[[ DATA SHOWN open ]]
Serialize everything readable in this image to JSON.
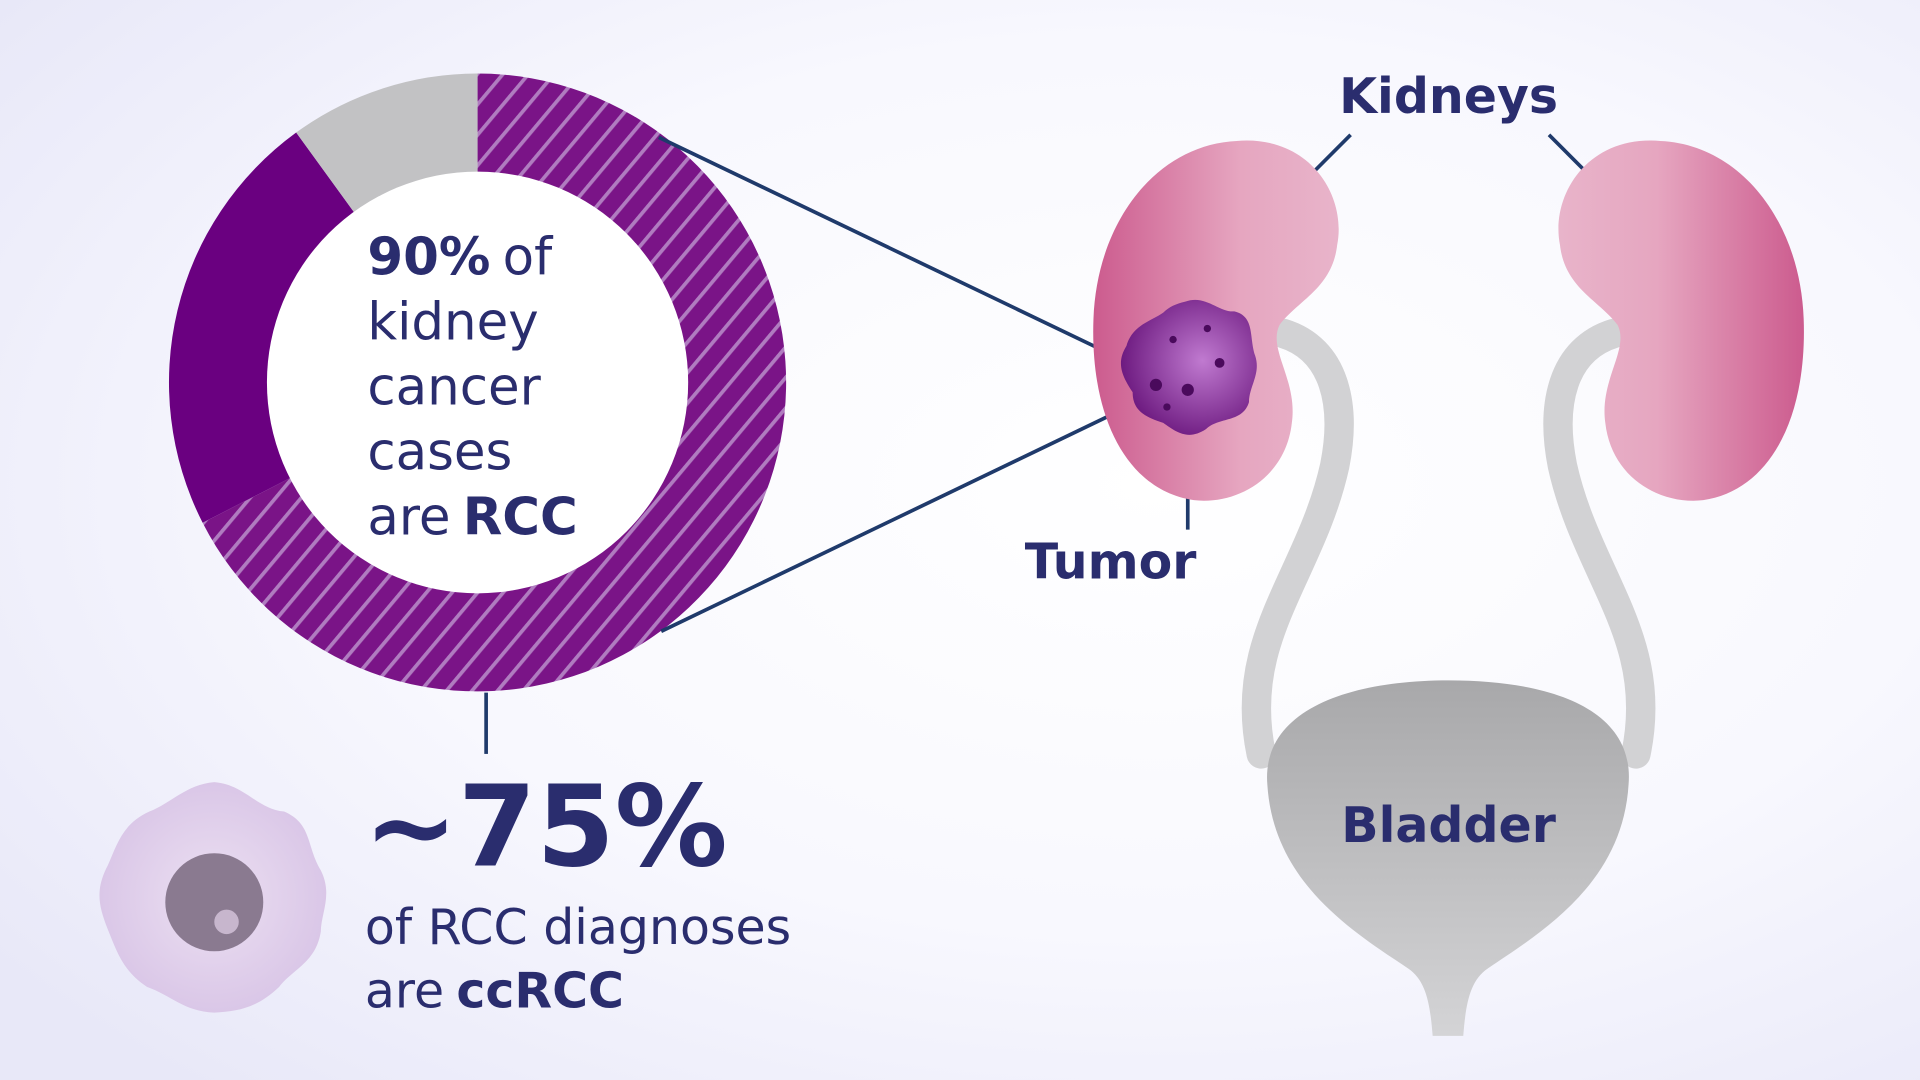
{
  "donut": {
    "values": [
      90,
      75
    ],
    "value_labels": [
      "90%",
      "~75%"
    ]
  },
  "center_text": {
    "lead": "of",
    "lines": [
      "kidney",
      "cancer",
      "cases"
    ],
    "tail": "are",
    "emphasis": "RCC"
  },
  "footnote": {
    "line1": "of RCC diagnoses",
    "tail": "are",
    "emphasis": "ccRCC"
  },
  "labels": {
    "kidneys": "Kidneys",
    "tumor": "Tumor",
    "bladder": "Bladder"
  }
}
[[ DATA SHOWN closed ]]
I'd like the material duplicated exactly, without its pictures.

Serialize everything readable in this image to JSON.
{
  "donut": {
    "values": [
      90,
      75
    ],
    "value_labels": [
      "90%",
      "~75%"
    ]
  },
  "center_text": {
    "lead": "of",
    "lines": [
      "kidney",
      "cancer",
      "cases"
    ],
    "tail": "are",
    "emphasis": "RCC"
  },
  "footnote": {
    "line1": "of RCC diagnoses",
    "tail": "are",
    "emphasis": "ccRCC"
  },
  "labels": {
    "kidneys": "Kidneys",
    "tumor": "Tumor",
    "bladder": "Bladder"
  }
}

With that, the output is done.